===== Material for this exercise

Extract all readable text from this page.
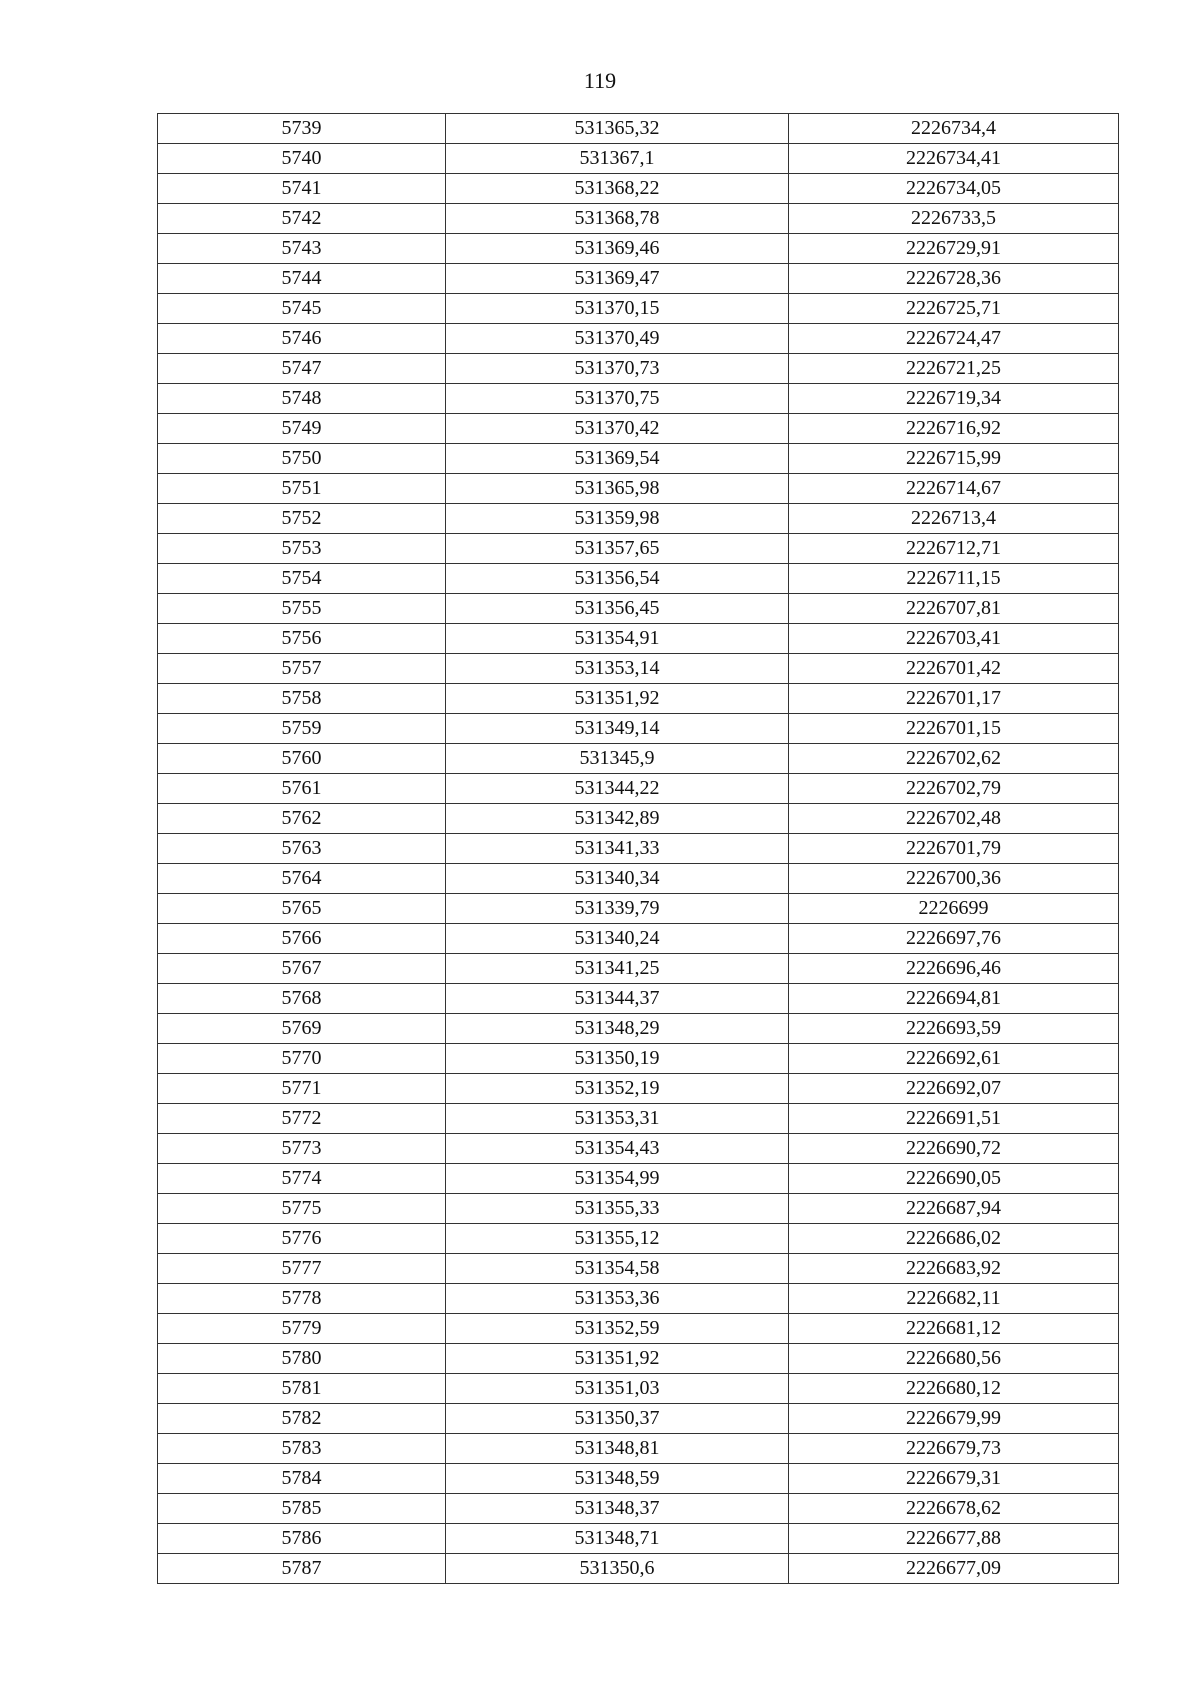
119
5739	531365,32	2226734,4
5740	531367,1	2226734,41
5741	531368,22	2226734,05
5742	531368,78	2226733,5
5743	531369,46	2226729,91
5744	531369,47	2226728,36
5745	531370,15	2226725,71
5746	531370,49	2226724,47
5747	531370,73	2226721,25
5748	531370,75	2226719,34
5749	531370,42	2226716,92
5750	531369,54	2226715,99
5751	531365,98	2226714,67
5752	531359,98	2226713,4
5753	531357,65	2226712,71
5754	531356,54	2226711,15
5755	531356,45	2226707,81
5756	531354,91	2226703,41
5757	531353,14	2226701,42
5758	531351,92	2226701,17
5759	531349,14	2226701,15
5760	531345,9	2226702,62
5761	531344,22	2226702,79
5762	531342,89	2226702,48
5763	531341,33	2226701,79
5764	531340,34	2226700,36
5765	531339,79	2226699
5766	531340,24	2226697,76
5767	531341,25	2226696,46
5768	531344,37	2226694,81
5769	531348,29	2226693,59
5770	531350,19	2226692,61
5771	531352,19	2226692,07
5772	531353,31	2226691,51
5773	531354,43	2226690,72
5774	531354,99	2226690,05
5775	531355,33	2226687,94
5776	531355,12	2226686,02
5777	531354,58	2226683,92
5778	531353,36	2226682,11
5779	531352,59	2226681,12
5780	531351,92	2226680,56
5781	531351,03	2226680,12
5782	531350,37	2226679,99
5783	531348,81	2226679,73
5784	531348,59	2226679,31
5785	531348,37	2226678,62
5786	531348,71	2226677,88
5787	531350,6	2226677,09
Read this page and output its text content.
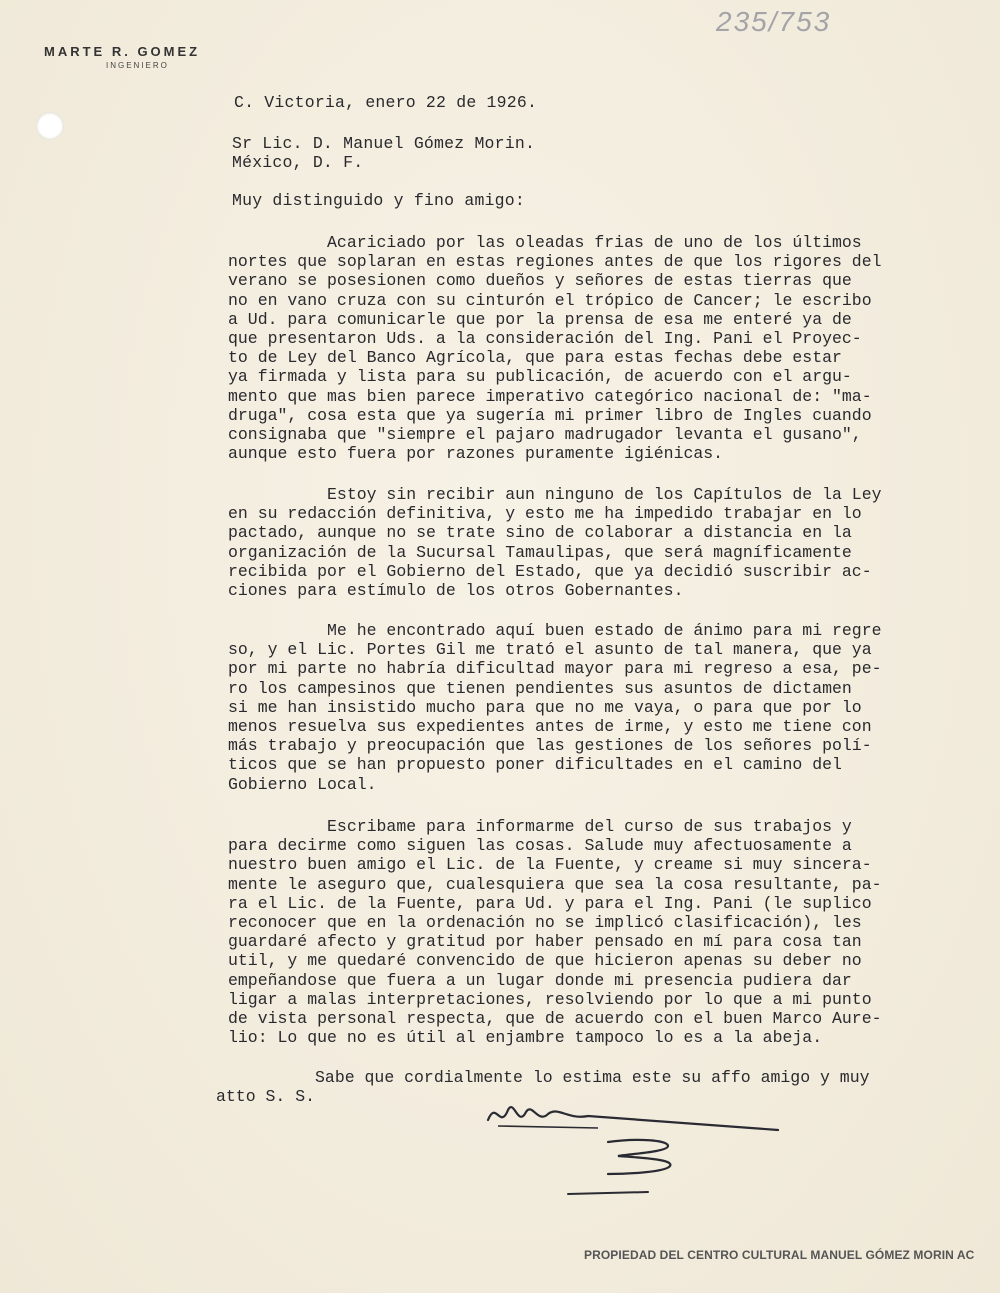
235/753
MARTE R. GOMEZ
INGENIERO
C. Victoria, enero 22 de 1926.
Sr Lic. D. Manuel Gómez Morin.
México, D. F.
Muy distinguido y fino amigo:
Acariciado por las oleadas frias de uno de los últimos
nortes que soplaran en estas regiones antes de que los rigores del
verano se posesionen como dueños y señores de estas tierras que
no en vano cruza con su cinturón el trópico de Cancer; le escribo
a Ud. para comunicarle que por la prensa de esa me enteré ya de
que presentaron Uds. a la consideración del Ing. Pani el Proyec-
to de Ley del Banco Agrícola, que para estas fechas debe estar
ya firmada y lista para su publicación, de acuerdo con el argu-
mento que mas bien parece imperativo categórico nacional de: "ma-
druga", cosa esta que ya sugería mi primer libro de Ingles cuando
consignaba que "siempre el pajaro madrugador levanta el gusano",
aunque esto fuera por razones puramente igiénicas.
Estoy sin recibir aun ninguno de los Capítulos de la Ley
en su redacción definitiva, y esto me ha impedido trabajar en lo
pactado, aunque no se trate sino de colaborar a distancia en la
organización de la Sucursal Tamaulipas, que será magníficamente
recibida por el Gobierno del Estado, que ya decidió suscribir ac-
ciones para estímulo de los otros Gobernantes.
Me he encontrado aquí buen estado de ánimo para mi regre
so, y el Lic. Portes Gil me trató el asunto de tal manera, que ya
por mi parte no habría dificultad mayor para mi regreso a esa, pe-
ro los campesinos que tienen pendientes sus asuntos de dictamen
si me han insistido mucho para que no me vaya, o para que por lo
menos resuelva sus expedientes antes de irme, y esto me tiene con
más trabajo y preocupación que las gestiones de los señores polí-
ticos que se han propuesto poner dificultades en el camino del
Gobierno Local.
Escribame para informarme del curso de sus trabajos y
para decirme como siguen las cosas. Salude muy afectuosamente a
nuestro buen amigo el Lic. de la Fuente, y creame si muy sincera-
mente le aseguro que, cualesquiera que sea la cosa resultante, pa-
ra el Lic. de la Fuente, para Ud. y para el Ing. Pani (le suplico
reconocer que en la ordenación no se implicó clasificación), les
guardaré afecto y gratitud por haber pensado en mí para cosa tan
util, y me quedaré convencido de que hicieron apenas su deber no
empeñandose que fuera a un lugar donde mi presencia pudiera dar
ligar a malas interpretaciones, resolviendo por lo que a mi punto
de vista personal respecta, que de acuerdo con el buen Marco Aure-
lio: Lo que no es útil al enjambre tampoco lo es a la abeja.
Sabe que cordialmente lo estima este su affo amigo y muy
atto S. S.
PROPIEDAD DEL CENTRO CULTURAL MANUEL GÓMEZ MORIN AC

==========

_Task to complete_.
From the entries above, output every line exactly and omit any image.

_The completed task_.
Extract all readable text from this page.
119
5739	531365,32	2226734,4
5740	531367,1	2226734,41
5741	531368,22	2226734,05
5742	531368,78	2226733,5
5743	531369,46	2226729,91
5744	531369,47	2226728,36
5745	531370,15	2226725,71
5746	531370,49	2226724,47
5747	531370,73	2226721,25
5748	531370,75	2226719,34
5749	531370,42	2226716,92
5750	531369,54	2226715,99
5751	531365,98	2226714,67
5752	531359,98	2226713,4
5753	531357,65	2226712,71
5754	531356,54	2226711,15
5755	531356,45	2226707,81
5756	531354,91	2226703,41
5757	531353,14	2226701,42
5758	531351,92	2226701,17
5759	531349,14	2226701,15
5760	531345,9	2226702,62
5761	531344,22	2226702,79
5762	531342,89	2226702,48
5763	531341,33	2226701,79
5764	531340,34	2226700,36
5765	531339,79	2226699
5766	531340,24	2226697,76
5767	531341,25	2226696,46
5768	531344,37	2226694,81
5769	531348,29	2226693,59
5770	531350,19	2226692,61
5771	531352,19	2226692,07
5772	531353,31	2226691,51
5773	531354,43	2226690,72
5774	531354,99	2226690,05
5775	531355,33	2226687,94
5776	531355,12	2226686,02
5777	531354,58	2226683,92
5778	531353,36	2226682,11
5779	531352,59	2226681,12
5780	531351,92	2226680,56
5781	531351,03	2226680,12
5782	531350,37	2226679,99
5783	531348,81	2226679,73
5784	531348,59	2226679,31
5785	531348,37	2226678,62
5786	531348,71	2226677,88
5787	531350,6	2226677,09
Read this page and output its text content.
235/753
MARTE R. GOMEZ
INGENIERO
C. Victoria, enero 22 de 1926.
Sr Lic. D. Manuel Gómez Morin.
México, D. F.
Muy distinguido y fino amigo:
Acariciado por las oleadas frias de uno de los últimos
nortes que soplaran en estas regiones antes de que los rigores del
verano se posesionen como dueños y señores de estas tierras que
no en vano cruza con su cinturón el trópico de Cancer; le escribo
a Ud. para comunicarle que por la prensa de esa me enteré ya de
que presentaron Uds. a la consideración del Ing. Pani el Proyec-
to de Ley del Banco Agrícola, que para estas fechas debe estar
ya firmada y lista para su publicación, de acuerdo con el argu-
mento que mas bien parece imperativo categórico nacional de: "ma-
druga", cosa esta que ya sugería mi primer libro de Ingles cuando
consignaba que "siempre el pajaro madrugador levanta el gusano",
aunque esto fuera por razones puramente igiénicas.
Estoy sin recibir aun ninguno de los Capítulos de la Ley
en su redacción definitiva, y esto me ha impedido trabajar en lo
pactado, aunque no se trate sino de colaborar a distancia en la
organización de la Sucursal Tamaulipas, que será magníficamente
recibida por el Gobierno del Estado, que ya decidió suscribir ac-
ciones para estímulo de los otros Gobernantes.
Me he encontrado aquí buen estado de ánimo para mi regre
so, y el Lic. Portes Gil me trató el asunto de tal manera, que ya
por mi parte no habría dificultad mayor para mi regreso a esa, pe-
ro los campesinos que tienen pendientes sus asuntos de dictamen
si me han insistido mucho para que no me vaya, o para que por lo
menos resuelva sus expedientes antes de irme, y esto me tiene con
más trabajo y preocupación que las gestiones de los señores polí-
ticos que se han propuesto poner dificultades en el camino del
Gobierno Local.
Escribame para informarme del curso de sus trabajos y
para decirme como siguen las cosas. Salude muy afectuosamente a
nuestro buen amigo el Lic. de la Fuente, y creame si muy sincera-
mente le aseguro que, cualesquiera que sea la cosa resultante, pa-
ra el Lic. de la Fuente, para Ud. y para el Ing. Pani (le suplico
reconocer que en la ordenación no se implicó clasificación), les
guardaré afecto y gratitud por haber pensado en mí para cosa tan
util, y me quedaré convencido de que hicieron apenas su deber no
empeñandose que fuera a un lugar donde mi presencia pudiera dar
ligar a malas interpretaciones, resolviendo por lo que a mi punto
de vista personal respecta, que de acuerdo con el buen Marco Aure-
lio: Lo que no es útil al enjambre tampoco lo es a la abeja.
Sabe que cordialmente lo estima este su affo amigo y muy
atto S. S.
PROPIEDAD DEL CENTRO CULTURAL MANUEL GÓMEZ MORIN AC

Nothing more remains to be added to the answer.